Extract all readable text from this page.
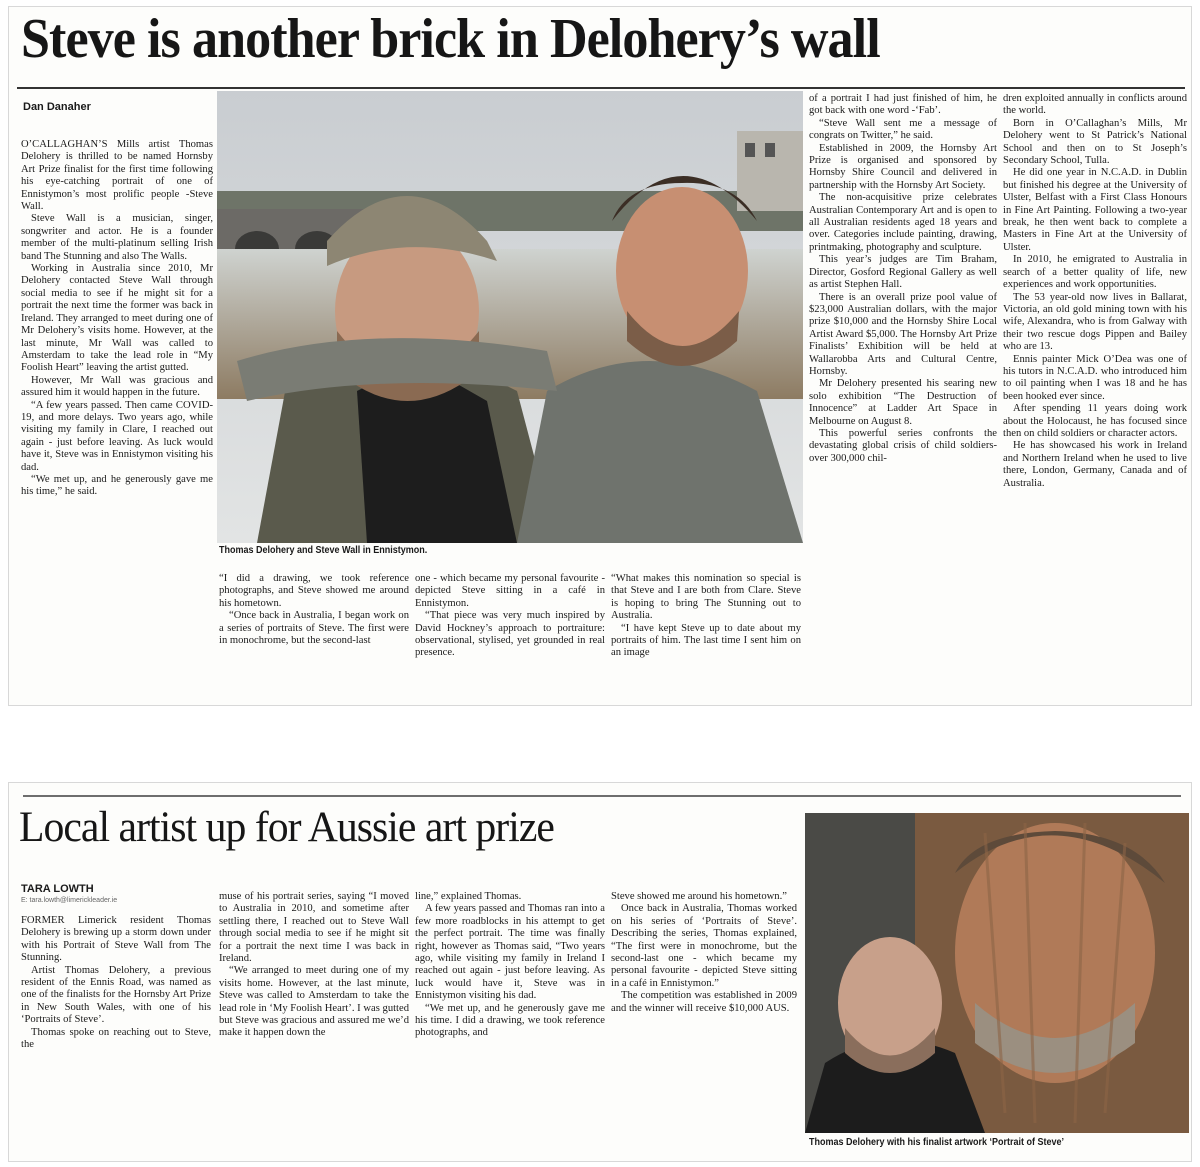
Steve is another brick in Delohery’s wall
Dan Danaher

O’CALLAGHAN’S Mills artist Thomas Delohery is thrilled to be named Hornsby Art Prize finalist for the first time following his eye-catching portrait of one of Ennistymon’s most prolific people -Steve Wall.

Steve Wall is a musician, singer, songwriter and actor. He is a founder member of the multi-platinum selling Irish band The Stunning and also The Walls.

Working in Australia since 2010, Mr Delohery contacted Steve Wall through social media to see if he might sit for a portrait the next time the former was back in Ireland. They arranged to meet during one of Mr Delohery’s visits home. However, at the last minute, Mr Wall was called to Amsterdam to take the lead role in “My Foolish Heart” leaving the artist gutted.

However, Mr Wall was gracious and assured him it would happen in the future.

“A few years passed. Then came COVID-19, and more delays. Two years ago, while visiting my family in Clare, I reached out again - just before leaving. As luck would have it, Steve was in Ennistymon visiting his dad.

“We met up, and he generously gave me his time,” he said.

Thomas Delohery and Steve Wall in Ennistymon.

“I did a drawing, we took reference photographs, and Steve showed me around his hometown.

“Once back in Australia, I began work on a series of portraits of Steve. The first were in monochrome, but the second-last

one - which became my personal favourite - depicted Steve sitting in a café in Ennistymon.

“That piece was very much inspired by David Hockney’s approach to portraiture: observational, stylised, yet grounded in real presence.

“What makes this nomination so special is that Steve and I are both from Clare. Steve is hoping to bring The Stunning out to Australia.

“I have kept Steve up to date about my portraits of him. The last time I sent him on an image

of a portrait I had just finished of him, he got back with one word -‘Fab’.

“Steve Wall sent me a message of congrats on Twitter,” he said.

Established in 2009, the Hornsby Art Prize is organised and sponsored by Hornsby Shire Council and delivered in partnership with the Hornsby Art Society.

The non-acquisitive prize celebrates Australian Contemporary Art and is open to all Australian residents aged 18 years and over. Categories include painting, drawing, printmaking, photography and sculpture.

This year’s judges are Tim Braham, Director, Gosford Regional Gallery as well as artist Stephen Hall.

There is an overall prize pool value of $23,000 Australian dollars, with the major prize $10,000 and the Hornsby Shire Local Artist Award $5,000. The Hornsby Art Prize Finalists’ Exhibition will be held at Wallarobba Arts and Cultural Centre, Hornsby.

Mr Delohery presented his searing new solo exhibition “The Destruction of Innocence” at Ladder Art Space in Melbourne on August 8.

This powerful series confronts the devastating global crisis of child soldiers-over 300,000 chil-

dren exploited annually in conflicts around the world.

Born in O’Callaghan’s Mills, Mr Delohery went to St Patrick’s National School and then on to St Joseph’s Secondary School, Tulla.

He did one year in N.C.A.D. in Dublin but finished his degree at the University of Ulster, Belfast with a First Class Honours in Fine Art Painting. Following a two-year break, he then went back to complete a Masters in Fine Art at the University of Ulster.

In 2010, he emigrated to Australia in search of a better quality of life, new experiences and work opportunities.

The 53 year-old now lives in Ballarat, Victoria, an old gold mining town with his wife, Alexandra, who is from Galway with their two rescue dogs Pippen and Bailey who are 13.

Ennis painter Mick O’Dea was one of his tutors in N.C.A.D. who introduced him to oil painting when I was 18 and he has been hooked ever since.

After spending 11 years doing work about the Holocaust, he has focused since then on child soldiers or character actors.

He has showcased his work in Ireland and Northern Ireland when he used to live there, London, Germany, Canada and of Australia.

Local artist up for Aussie art prize
TARA LOWTH
E: tara.lowth@limerickleader.ie

FORMER Limerick resident Thomas Delohery is brewing up a storm down under with his Portrait of Steve Wall from The Stunning.

Artist Thomas Delohery, a previous resident of the Ennis Road, was named as one of the finalists for the Hornsby Art Prize in New South Wales, with one of his ‘Portraits of Steve’.

Thomas spoke on reaching out to Steve, the

muse of his portrait series, saying “I moved to Australia in 2010, and sometime after settling there, I reached out to Steve Wall through social media to see if he might sit for a portrait the next time I was back in Ireland.

“We arranged to meet during one of my visits home. However, at the last minute, Steve was called to Amsterdam to take the lead role in ‘My Foolish Heart’. I was gutted but Steve was gracious and assured me we’d make it happen down the

line,” explained Thomas.

A few years passed and Thomas ran into a few more roadblocks in his attempt to get the perfect portrait. The time was finally right, however as Thomas said, “Two years ago, while visiting my family in Ireland I reached out again - just before leaving. As luck would have it, Steve was in Ennistymon visiting his dad.

“We met up, and he generously gave me his time. I did a drawing, we took reference photographs, and

Steve showed me around his hometown.”

Once back in Australia, Thomas worked on his series of ‘Portraits of Steve’. Describing the series, Thomas explained, “The first were in monochrome, but the second-last one - which became my personal favourite - depicted Steve sitting in a café in Ennistymon.”

The competition was established in 2009 and the winner will receive $10,000 AUS.

Thomas Delohery with his finalist artwork ‘Portrait of Steve’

**Exercise instructions**:
Go through the preceding material and copy each line that has the word "might".

**Exercise result**:
Working in Australia since 2010, Mr Delohery contacted Steve Wall through social media to see if he might sit for a portrait the next time the former was back in Ireland. They arranged to meet during one of Mr Delohery’s visits home. However, at the last minute, Mr Wall was called to Amsterdam to take the lead role in “My Foolish Heart” leaving the artist gutted.
muse of his portrait series, saying “I moved to Australia in 2010, and sometime after settling there, I reached out to Steve Wall through social media to see if he might sit for a portrait the next time I was back in Ireland.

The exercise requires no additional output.